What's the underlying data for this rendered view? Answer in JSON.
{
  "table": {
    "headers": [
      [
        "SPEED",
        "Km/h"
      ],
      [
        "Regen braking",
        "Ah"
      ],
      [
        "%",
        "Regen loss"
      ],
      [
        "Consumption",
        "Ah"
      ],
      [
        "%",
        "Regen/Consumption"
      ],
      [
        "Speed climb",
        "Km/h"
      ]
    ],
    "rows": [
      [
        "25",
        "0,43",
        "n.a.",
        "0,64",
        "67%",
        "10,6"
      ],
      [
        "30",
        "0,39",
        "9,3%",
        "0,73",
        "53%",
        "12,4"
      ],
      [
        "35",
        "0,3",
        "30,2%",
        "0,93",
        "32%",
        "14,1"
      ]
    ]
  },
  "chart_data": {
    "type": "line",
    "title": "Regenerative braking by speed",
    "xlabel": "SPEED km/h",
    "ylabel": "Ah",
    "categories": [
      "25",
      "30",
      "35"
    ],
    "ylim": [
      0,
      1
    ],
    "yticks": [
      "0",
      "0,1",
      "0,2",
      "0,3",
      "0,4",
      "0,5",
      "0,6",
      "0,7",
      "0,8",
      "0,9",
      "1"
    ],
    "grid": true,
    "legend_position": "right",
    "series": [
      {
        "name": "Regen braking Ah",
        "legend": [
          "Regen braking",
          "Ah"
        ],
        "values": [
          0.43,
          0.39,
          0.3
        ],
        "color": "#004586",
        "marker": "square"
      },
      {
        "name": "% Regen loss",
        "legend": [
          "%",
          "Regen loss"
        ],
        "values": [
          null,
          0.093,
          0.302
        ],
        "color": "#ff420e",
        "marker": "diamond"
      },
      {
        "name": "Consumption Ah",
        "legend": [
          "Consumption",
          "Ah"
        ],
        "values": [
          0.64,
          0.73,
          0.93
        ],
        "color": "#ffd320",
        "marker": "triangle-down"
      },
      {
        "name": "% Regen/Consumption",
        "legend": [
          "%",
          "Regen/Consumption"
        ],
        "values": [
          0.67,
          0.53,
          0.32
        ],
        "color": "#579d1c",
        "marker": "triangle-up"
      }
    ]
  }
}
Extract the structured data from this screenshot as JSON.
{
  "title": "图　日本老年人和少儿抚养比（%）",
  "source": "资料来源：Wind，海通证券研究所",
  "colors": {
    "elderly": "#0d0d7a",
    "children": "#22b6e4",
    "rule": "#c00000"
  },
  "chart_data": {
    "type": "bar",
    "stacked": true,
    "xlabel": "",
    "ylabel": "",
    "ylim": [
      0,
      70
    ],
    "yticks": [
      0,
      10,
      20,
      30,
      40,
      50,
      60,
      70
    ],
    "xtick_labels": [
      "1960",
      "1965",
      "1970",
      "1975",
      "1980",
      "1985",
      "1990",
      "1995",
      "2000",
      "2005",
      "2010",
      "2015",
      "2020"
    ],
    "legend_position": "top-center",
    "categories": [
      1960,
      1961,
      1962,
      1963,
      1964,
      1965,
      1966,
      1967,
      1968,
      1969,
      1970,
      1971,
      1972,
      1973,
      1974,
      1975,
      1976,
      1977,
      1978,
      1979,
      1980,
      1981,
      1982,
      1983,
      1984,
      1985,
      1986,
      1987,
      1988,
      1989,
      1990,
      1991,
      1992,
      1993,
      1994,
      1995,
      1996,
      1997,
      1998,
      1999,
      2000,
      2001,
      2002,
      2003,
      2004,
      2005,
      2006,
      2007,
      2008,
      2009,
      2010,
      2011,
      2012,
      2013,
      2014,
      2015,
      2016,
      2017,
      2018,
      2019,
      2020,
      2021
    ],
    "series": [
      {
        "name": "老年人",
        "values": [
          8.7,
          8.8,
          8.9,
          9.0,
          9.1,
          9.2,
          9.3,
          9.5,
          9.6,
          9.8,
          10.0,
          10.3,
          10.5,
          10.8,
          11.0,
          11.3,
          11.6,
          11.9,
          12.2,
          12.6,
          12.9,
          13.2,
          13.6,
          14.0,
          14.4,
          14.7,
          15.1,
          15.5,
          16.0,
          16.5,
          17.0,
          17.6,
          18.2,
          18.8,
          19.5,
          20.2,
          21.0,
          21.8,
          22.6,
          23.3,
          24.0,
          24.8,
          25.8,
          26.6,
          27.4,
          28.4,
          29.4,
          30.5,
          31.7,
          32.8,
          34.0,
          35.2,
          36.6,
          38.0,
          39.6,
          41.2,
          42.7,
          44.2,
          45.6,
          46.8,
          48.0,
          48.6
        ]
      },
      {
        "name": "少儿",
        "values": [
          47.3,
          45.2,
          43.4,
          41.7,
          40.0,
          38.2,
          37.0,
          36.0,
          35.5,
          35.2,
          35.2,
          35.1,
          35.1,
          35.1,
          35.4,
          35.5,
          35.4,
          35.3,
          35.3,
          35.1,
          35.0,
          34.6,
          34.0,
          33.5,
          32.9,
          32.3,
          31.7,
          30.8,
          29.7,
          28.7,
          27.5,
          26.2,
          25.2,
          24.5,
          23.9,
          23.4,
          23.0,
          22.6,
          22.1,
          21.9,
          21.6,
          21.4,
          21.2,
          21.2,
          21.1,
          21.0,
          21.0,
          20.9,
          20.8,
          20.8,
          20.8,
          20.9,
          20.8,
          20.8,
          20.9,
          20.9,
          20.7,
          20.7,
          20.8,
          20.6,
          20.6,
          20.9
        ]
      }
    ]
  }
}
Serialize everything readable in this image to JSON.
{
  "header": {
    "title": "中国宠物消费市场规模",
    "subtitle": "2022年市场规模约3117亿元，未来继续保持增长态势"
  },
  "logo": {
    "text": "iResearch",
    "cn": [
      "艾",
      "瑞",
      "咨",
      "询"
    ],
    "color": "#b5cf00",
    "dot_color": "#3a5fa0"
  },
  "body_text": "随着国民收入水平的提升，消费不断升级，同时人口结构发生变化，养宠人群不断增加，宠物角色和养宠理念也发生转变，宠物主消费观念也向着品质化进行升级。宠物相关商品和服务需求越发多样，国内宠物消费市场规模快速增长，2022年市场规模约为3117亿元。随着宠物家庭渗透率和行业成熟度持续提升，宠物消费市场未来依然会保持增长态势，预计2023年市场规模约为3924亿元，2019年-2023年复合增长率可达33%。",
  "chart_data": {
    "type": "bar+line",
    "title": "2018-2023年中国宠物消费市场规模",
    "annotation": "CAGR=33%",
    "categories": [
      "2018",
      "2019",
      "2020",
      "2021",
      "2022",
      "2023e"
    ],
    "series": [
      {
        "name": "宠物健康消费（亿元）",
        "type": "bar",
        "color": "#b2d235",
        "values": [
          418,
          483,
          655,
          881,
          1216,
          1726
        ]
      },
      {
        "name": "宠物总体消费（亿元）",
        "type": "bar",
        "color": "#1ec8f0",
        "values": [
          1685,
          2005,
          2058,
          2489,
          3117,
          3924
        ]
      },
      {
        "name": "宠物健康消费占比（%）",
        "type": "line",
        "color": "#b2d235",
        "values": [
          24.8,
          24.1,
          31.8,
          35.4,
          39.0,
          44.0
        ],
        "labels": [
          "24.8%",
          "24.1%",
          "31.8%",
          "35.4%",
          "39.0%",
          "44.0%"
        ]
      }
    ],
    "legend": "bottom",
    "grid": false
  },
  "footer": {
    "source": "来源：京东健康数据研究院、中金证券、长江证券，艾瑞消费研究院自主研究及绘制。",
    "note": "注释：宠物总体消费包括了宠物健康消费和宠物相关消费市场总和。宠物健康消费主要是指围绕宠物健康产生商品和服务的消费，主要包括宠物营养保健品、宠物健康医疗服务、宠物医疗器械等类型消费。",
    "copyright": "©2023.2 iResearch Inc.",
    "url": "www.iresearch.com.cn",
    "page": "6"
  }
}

===============

_WRITTEN TASK_
Give the listing above again, word for word.

_EXPECTED ANSWER_
What's the underlying data for this rendered view? Answer in JSON.
{
  "table": {
    "headers": [
      [
        "SPEED",
        "Km/h"
      ],
      [
        "Regen braking",
        "Ah"
      ],
      [
        "%",
        "Regen loss"
      ],
      [
        "Consumption",
        "Ah"
      ],
      [
        "%",
        "Regen/Consumption"
      ],
      [
        "Speed climb",
        "Km/h"
      ]
    ],
    "rows": [
      [
        "25",
        "0,43",
        "n.a.",
        "0,64",
        "67%",
        "10,6"
      ],
      [
        "30",
        "0,39",
        "9,3%",
        "0,73",
        "53%",
        "12,4"
      ],
      [
        "35",
        "0,3",
        "30,2%",
        "0,93",
        "32%",
        "14,1"
      ]
    ]
  },
  "chart_data": {
    "type": "line",
    "title": "Regenerative braking by speed",
    "xlabel": "SPEED km/h",
    "ylabel": "Ah",
    "categories": [
      "25",
      "30",
      "35"
    ],
    "ylim": [
      0,
      1
    ],
    "yticks": [
      "0",
      "0,1",
      "0,2",
      "0,3",
      "0,4",
      "0,5",
      "0,6",
      "0,7",
      "0,8",
      "0,9",
      "1"
    ],
    "grid": true,
    "legend_position": "right",
    "series": [
      {
        "name": "Regen braking Ah",
        "legend": [
          "Regen braking",
          "Ah"
        ],
        "values": [
          0.43,
          0.39,
          0.3
        ],
        "color": "#004586",
        "marker": "square"
      },
      {
        "name": "% Regen loss",
        "legend": [
          "%",
          "Regen loss"
        ],
        "values": [
          null,
          0.093,
          0.302
        ],
        "color": "#ff420e",
        "marker": "diamond"
      },
      {
        "name": "Consumption Ah",
        "legend": [
          "Consumption",
          "Ah"
        ],
        "values": [
          0.64,
          0.73,
          0.93
        ],
        "color": "#ffd320",
        "marker": "triangle-down"
      },
      {
        "name": "% Regen/Consumption",
        "legend": [
          "%",
          "Regen/Consumption"
        ],
        "values": [
          0.67,
          0.53,
          0.32
        ],
        "color": "#579d1c",
        "marker": "triangle-up"
      }
    ]
  }
}
Extract the structured data from this screenshot as JSON.
{
  "title": "图　日本老年人和少儿抚养比（%）",
  "source": "资料来源：Wind，海通证券研究所",
  "colors": {
    "elderly": "#0d0d7a",
    "children": "#22b6e4",
    "rule": "#c00000"
  },
  "chart_data": {
    "type": "bar",
    "stacked": true,
    "xlabel": "",
    "ylabel": "",
    "ylim": [
      0,
      70
    ],
    "yticks": [
      0,
      10,
      20,
      30,
      40,
      50,
      60,
      70
    ],
    "xtick_labels": [
      "1960",
      "1965",
      "1970",
      "1975",
      "1980",
      "1985",
      "1990",
      "1995",
      "2000",
      "2005",
      "2010",
      "2015",
      "2020"
    ],
    "legend_position": "top-center",
    "categories": [
      1960,
      1961,
      1962,
      1963,
      1964,
      1965,
      1966,
      1967,
      1968,
      1969,
      1970,
      1971,
      1972,
      1973,
      1974,
      1975,
      1976,
      1977,
      1978,
      1979,
      1980,
      1981,
      1982,
      1983,
      1984,
      1985,
      1986,
      1987,
      1988,
      1989,
      1990,
      1991,
      1992,
      1993,
      1994,
      1995,
      1996,
      1997,
      1998,
      1999,
      2000,
      2001,
      2002,
      2003,
      2004,
      2005,
      2006,
      2007,
      2008,
      2009,
      2010,
      2011,
      2012,
      2013,
      2014,
      2015,
      2016,
      2017,
      2018,
      2019,
      2020,
      2021
    ],
    "series": [
      {
        "name": "老年人",
        "values": [
          8.7,
          8.8,
          8.9,
          9.0,
          9.1,
          9.2,
          9.3,
          9.5,
          9.6,
          9.8,
          10.0,
          10.3,
          10.5,
          10.8,
          11.0,
          11.3,
          11.6,
          11.9,
          12.2,
          12.6,
          12.9,
          13.2,
          13.6,
          14.0,
          14.4,
          14.7,
          15.1,
          15.5,
          16.0,
          16.5,
          17.0,
          17.6,
          18.2,
          18.8,
          19.5,
          20.2,
          21.0,
          21.8,
          22.6,
          23.3,
          24.0,
          24.8,
          25.8,
          26.6,
          27.4,
          28.4,
          29.4,
          30.5,
          31.7,
          32.8,
          34.0,
          35.2,
          36.6,
          38.0,
          39.6,
          41.2,
          42.7,
          44.2,
          45.6,
          46.8,
          48.0,
          48.6
        ]
      },
      {
        "name": "少儿",
        "values": [
          47.3,
          45.2,
          43.4,
          41.7,
          40.0,
          38.2,
          37.0,
          36.0,
          35.5,
          35.2,
          35.2,
          35.1,
          35.1,
          35.1,
          35.4,
          35.5,
          35.4,
          35.3,
          35.3,
          35.1,
          35.0,
          34.6,
          34.0,
          33.5,
          32.9,
          32.3,
          31.7,
          30.8,
          29.7,
          28.7,
          27.5,
          26.2,
          25.2,
          24.5,
          23.9,
          23.4,
          23.0,
          22.6,
          22.1,
          21.9,
          21.6,
          21.4,
          21.2,
          21.2,
          21.1,
          21.0,
          21.0,
          20.9,
          20.8,
          20.8,
          20.8,
          20.9,
          20.8,
          20.8,
          20.9,
          20.9,
          20.7,
          20.7,
          20.8,
          20.6,
          20.6,
          20.9
        ]
      }
    ]
  }
}
Serialize everything readable in this image to JSON.
{
  "header": {
    "title": "中国宠物消费市场规模",
    "subtitle": "2022年市场规模约3117亿元，未来继续保持增长态势"
  },
  "logo": {
    "text": "iResearch",
    "cn": [
      "艾",
      "瑞",
      "咨",
      "询"
    ],
    "color": "#b5cf00",
    "dot_color": "#3a5fa0"
  },
  "body_text": "随着国民收入水平的提升，消费不断升级，同时人口结构发生变化，养宠人群不断增加，宠物角色和养宠理念也发生转变，宠物主消费观念也向着品质化进行升级。宠物相关商品和服务需求越发多样，国内宠物消费市场规模快速增长，2022年市场规模约为3117亿元。随着宠物家庭渗透率和行业成熟度持续提升，宠物消费市场未来依然会保持增长态势，预计2023年市场规模约为3924亿元，2019年-2023年复合增长率可达33%。",
  "chart_data": {
    "type": "bar+line",
    "title": "2018-2023年中国宠物消费市场规模",
    "annotation": "CAGR=33%",
    "categories": [
      "2018",
      "2019",
      "2020",
      "2021",
      "2022",
      "2023e"
    ],
    "series": [
      {
        "name": "宠物健康消费（亿元）",
        "type": "bar",
        "color": "#b2d235",
        "values": [
          418,
          483,
          655,
          881,
          1216,
          1726
        ]
      },
      {
        "name": "宠物总体消费（亿元）",
        "type": "bar",
        "color": "#1ec8f0",
        "values": [
          1685,
          2005,
          2058,
          2489,
          3117,
          3924
        ]
      },
      {
        "name": "宠物健康消费占比（%）",
        "type": "line",
        "color": "#b2d235",
        "values": [
          24.8,
          24.1,
          31.8,
          35.4,
          39.0,
          44.0
        ],
        "labels": [
          "24.8%",
          "24.1%",
          "31.8%",
          "35.4%",
          "39.0%",
          "44.0%"
        ]
      }
    ],
    "legend": "bottom",
    "grid": false
  },
  "footer": {
    "source": "来源：京东健康数据研究院、中金证券、长江证券，艾瑞消费研究院自主研究及绘制。",
    "note": "注释：宠物总体消费包括了宠物健康消费和宠物相关消费市场总和。宠物健康消费主要是指围绕宠物健康产生商品和服务的消费，主要包括宠物营养保健品、宠物健康医疗服务、宠物医疗器械等类型消费。",
    "copyright": "©2023.2 iResearch Inc.",
    "url": "www.iresearch.com.cn",
    "page": "6"
  }
}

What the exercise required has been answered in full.